* Problem requirements: Scan the lines below for the word "pagkakasulat". Copy each line you find it in.
==========
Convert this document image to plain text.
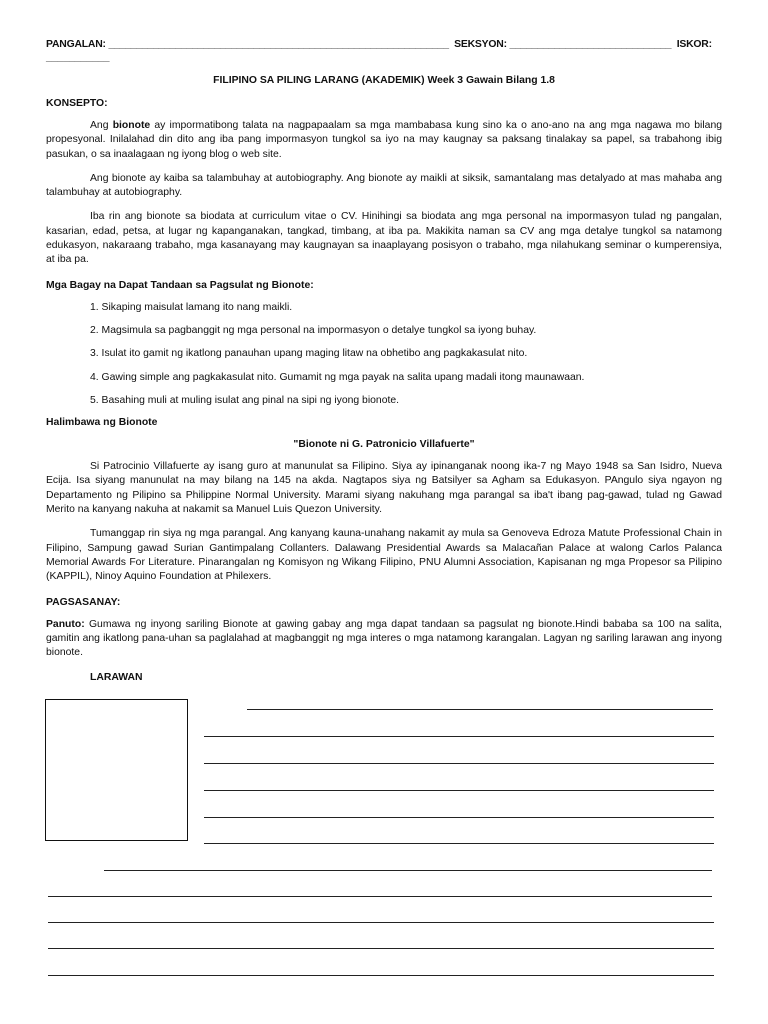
PANGALAN: _____________________________________________________________ SEKSYON: _____________________________ ISKOR:
___________
FILIPINO SA PILING LARANG (AKADEMIK) Week 3 Gawain Bilang 1.8
KONSEPTO:

Ang bionote ay impormatibong talata na nagpapaalam sa mga mambabasa kung sino ka o ano-ano na ang mga nagawa mo bilang propesyonal. Inilalahad din dito ang iba pang impormasyon tungkol sa iyo na may kaugnay sa paksang tinalakay sa papel, sa trabahong ibig pasukan, o sa inaalagaan ng iyong blog o web site.

Ang bionote ay kaiba sa talambuhay at autobiography. Ang bionote ay maikli at siksik, samantalang mas detalyado at mas mahaba ang talambuhay at autobiography.

Iba rin ang bionote sa biodata at curriculum vitae o CV. Hinihingi sa biodata ang mga personal na impormasyon tulad ng pangalan, kasarian, edad, petsa, at lugar ng kapanganakan, tangkad, timbang, at iba pa. Makikita naman sa CV ang mga detalye tungkol sa natamong edukasyon, nakaraang trabaho, mga kasanayang may kaugnayan sa inaaplayang posisyon o trabaho, mga nilahukang seminar o kumperensiya, at iba pa.

Mga Bagay na Dapat Tandaan sa Pagsulat ng Bionote:
1. Sikaping maisulat lamang ito nang maikli.
2. Magsimula sa pagbanggit ng mga personal na impormasyon o detalye tungkol sa iyong buhay.
3. Isulat ito gamit ng ikatlong panauhan upang maging litaw na obhetibo ang pagkakasulat nito.
4. Gawing simple ang pagkakasulat nito. Gumamit ng mga payak na salita upang madali itong maunawaan.
5. Basahing muli at muling isulat ang pinal na sipi ng iyong bionote.
Halimbawa ng Bionote
"Bionote ni G. Patronicio Villafuerte"

Si Patrocinio Villafuerte ay isang guro at manunulat sa Filipino. Siya ay ipinanganak noong ika-7 ng Mayo 1948 sa San Isidro, Nueva Ecija. Isa siyang manunulat na may bilang na 145 na akda. Nagtapos siya ng Batsilyer sa Agham sa Edukasyon. PAngulo siya ngayon ng Departamento ng Pilipino sa Philippine Normal University. Marami siyang nakuhang mga parangal sa iba't ibang pag-gawad, tulad ng Gawad Merito na kanyang nakuha at nakamit sa Manuel Luis Quezon University.

Tumanggap rin siya ng mga parangal. Ang kanyang kauna-unahang nakamit ay mula sa Genoveva Edroza Matute Professional Chain in Filipino, Sampung gawad Surian Gantimpalang Collanters. Dalawang Presidential Awards sa Malacañan Palace at walong Carlos Palanca Memorial Awards For Literature. Pinarangalan ng Komisyon ng Wikang Filipino, PNU Alumni Association, Kapisanan ng mga Propesor sa Pilipino (KAPPIL), Ninoy Aquino Foundation at Philexers.

PAGSASANAY:

Panuto: Gumawa ng inyong sariling Bionote at gawing gabay ang mga dapat tandaan sa pagsulat ng bionote.Hindi bababa sa 100 na salita, gamitin ang ikatlong pana-uhan sa paglalahad at magbanggit ng mga interes o mga natamong karangalan. Lagyan ng sariling larawan ang inyong bionote.

LARAWAN
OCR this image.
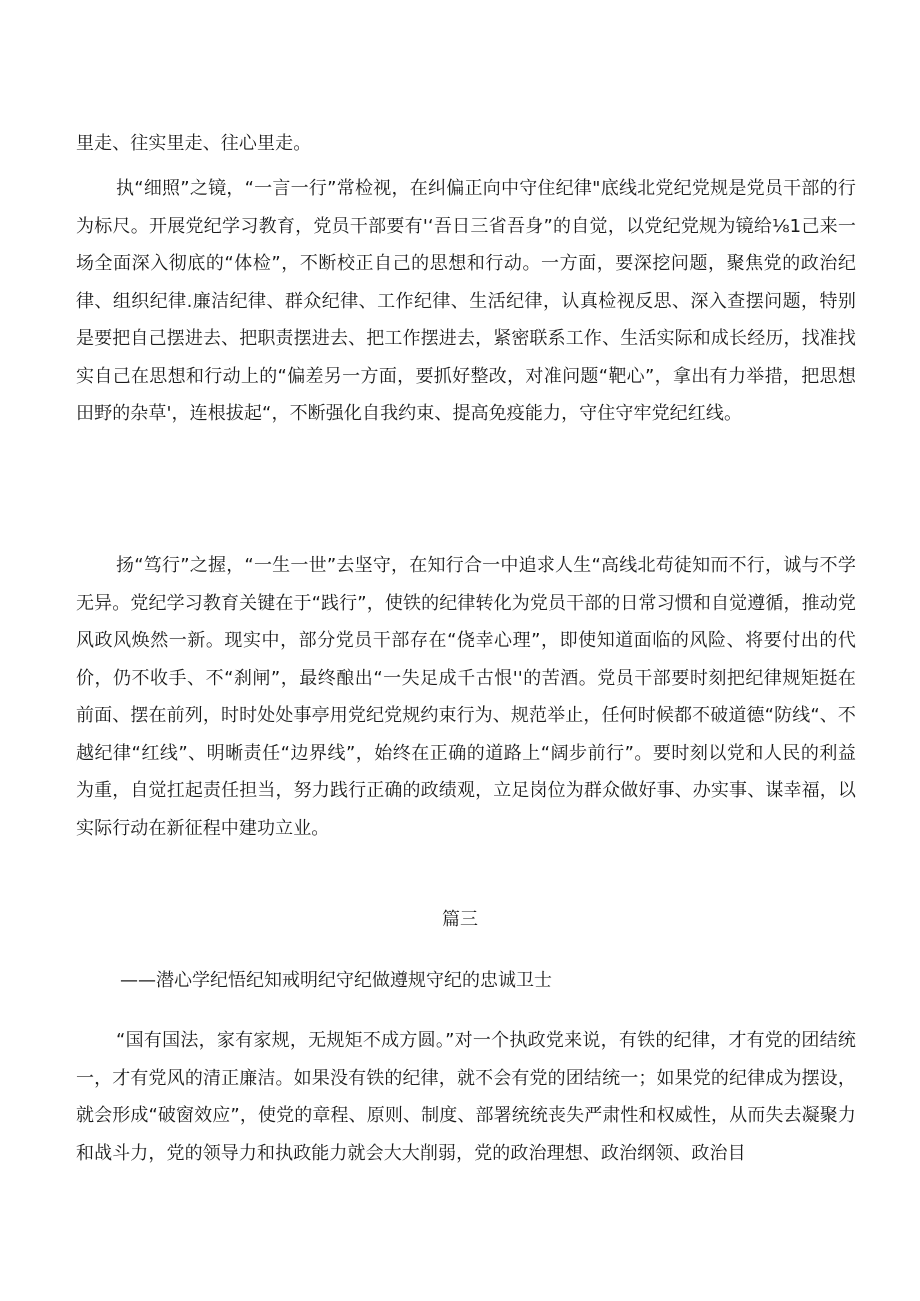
里走、往实里走、往心里走。

执“细照”之镜，“一言一行”常检视，在纠偏正向中守住纪律"底线北党纪党规是党员干部的行为标尺。开展党纪学习教育，党员干部要有'‘吾日三省吾身”的自觉，以党纪党规为镜给⅛1己来一场全面深入彻底的“体检”，不断校正自己的思想和行动。一方面，要深挖问题，聚焦党的政治纪律、组织纪律.廉洁纪律、群众纪律、工作纪律、生活纪律，认真检视反思、深入查摆问题，特别是要把自己摆进去、把职责摆进去、把工作摆进去，紧密联系工作、生活实际和成长经历，找准找实自己在思想和行动上的“偏差另一方面，要抓好整改，对准问题“靶心”，拿出有力举措，把思想田野的杂草'，连根拔起“，不断强化自我约束、提高免疫能力，守住守牢党纪红线。

扬“笃行”之握，“一生一世”去坚守，在知行合一中追求人生“高线北苟徒知而不行，诚与不学无异。党纪学习教育关键在于“践行”，使铁的纪律转化为党员干部的日常习惯和自觉遵循，推动党风政风焕然一新。现实中，部分党员干部存在“侥幸心理”，即使知道面临的风险、将要付出的代价，仍不收手、不“刹闸”，最终酿出“一失足成千古恨''的苦酒。党员干部要时刻把纪律规矩挺在前面、摆在前列，时时处处事亭用党纪党规约束行为、规范举止，任何时候都不破道德“防线“、不越纪律“红线”、明晰责任“边界线”，始终在正确的道路上“阔步前行”。要时刻以党和人民的利益为重，自觉扛起责任担当，努力践行正确的政绩观，立足岗位为群众做好事、办实事、谋幸福，以实际行动在新征程中建功立业。

篇三

——潜心学纪悟纪知戒明纪守纪做遵规守纪的忠诚卫士

“国有国法，家有家规，无规矩不成方圆。”对一个执政党来说，有铁的纪律，才有党的团结统一，才有党风的清正廉洁。如果没有铁的纪律，就不会有党的团结统一；如果党的纪律成为摆设，就会形成“破窗效应”，使党的章程、原则、制度、部署统统丧失严肃性和权威性，从而失去凝聚力和战斗力，党的领导力和执政能力就会大大削弱，党的政治理想、政治纲领、政治目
==========
* Completed exercise:
3. Isulat ito gamit ng ikatlong panauhan upang maging litaw na obhetibo ang pagkakasulat nito.
4. Gawing simple ang pagkakasulat nito. Gumamit ng mga payak na salita upang madali itong maunawaan.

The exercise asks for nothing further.